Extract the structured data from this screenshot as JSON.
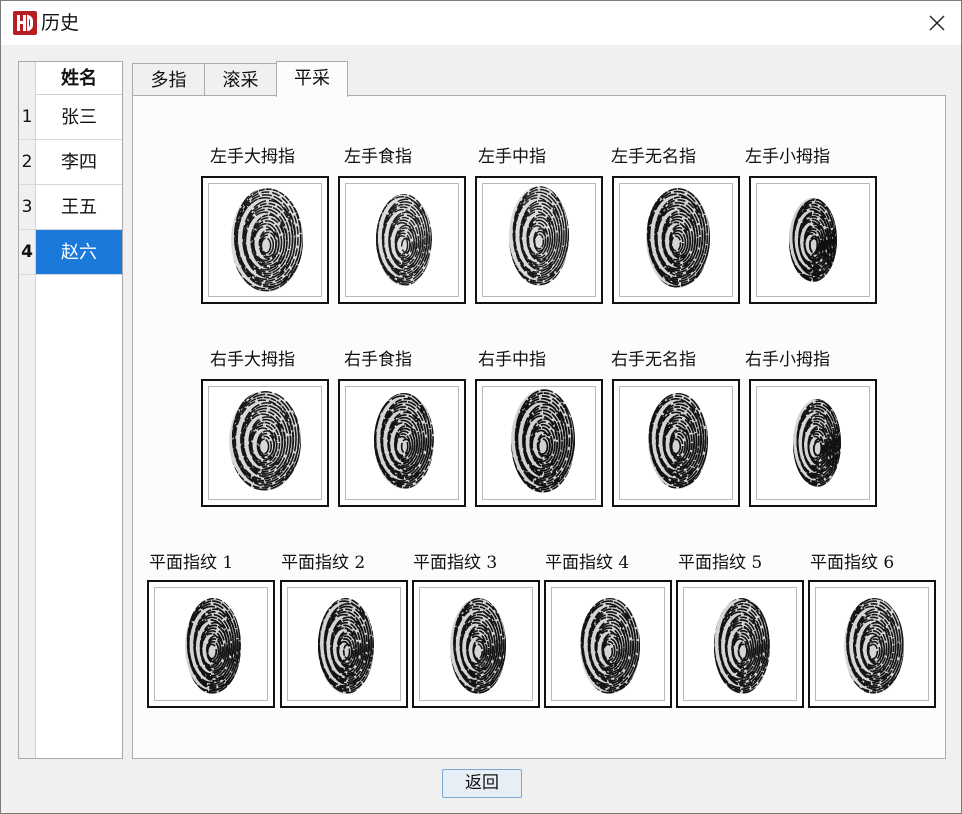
{
  "window": {
    "title": "历史"
  },
  "names": {
    "header": "姓名",
    "rows": [
      {
        "num": "1",
        "name": "张三"
      },
      {
        "num": "2",
        "name": "李四"
      },
      {
        "num": "3",
        "name": "王五"
      },
      {
        "num": "4",
        "name": "赵六"
      }
    ],
    "selected_index": 3
  },
  "tabs": [
    "多指",
    "滚采",
    "平采"
  ],
  "active_tab": "平采",
  "fingers": {
    "left": [
      "左手大拇指",
      "左手食指",
      "左手中指",
      "左手无名指",
      "左手小拇指"
    ],
    "right": [
      "右手大拇指",
      "右手食指",
      "右手中指",
      "右手无名指",
      "右手小拇指"
    ],
    "flat": [
      "平面指纹 1",
      "平面指纹 2",
      "平面指纹 3",
      "平面指纹 4",
      "平面指纹 5",
      "平面指纹 6"
    ]
  },
  "buttons": {
    "back": "返回"
  },
  "colors": {
    "selection": "#1b7ad9",
    "logo": "#b51f24"
  }
}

* * *

▸ Exercise task
Without including any picture, retype the entries exactly.

▸ Written answer
Extract the structured data from this screenshot as JSON.
{
  "window": {
    "title": "历史"
  },
  "names": {
    "header": "姓名",
    "rows": [
      {
        "num": "1",
        "name": "张三"
      },
      {
        "num": "2",
        "name": "李四"
      },
      {
        "num": "3",
        "name": "王五"
      },
      {
        "num": "4",
        "name": "赵六"
      }
    ],
    "selected_index": 3
  },
  "tabs": [
    "多指",
    "滚采",
    "平采"
  ],
  "active_tab": "平采",
  "fingers": {
    "left": [
      "左手大拇指",
      "左手食指",
      "左手中指",
      "左手无名指",
      "左手小拇指"
    ],
    "right": [
      "右手大拇指",
      "右手食指",
      "右手中指",
      "右手无名指",
      "右手小拇指"
    ],
    "flat": [
      "平面指纹 1",
      "平面指纹 2",
      "平面指纹 3",
      "平面指纹 4",
      "平面指纹 5",
      "平面指纹 6"
    ]
  },
  "buttons": {
    "back": "返回"
  },
  "colors": {
    "selection": "#1b7ad9",
    "logo": "#b51f24"
  }
}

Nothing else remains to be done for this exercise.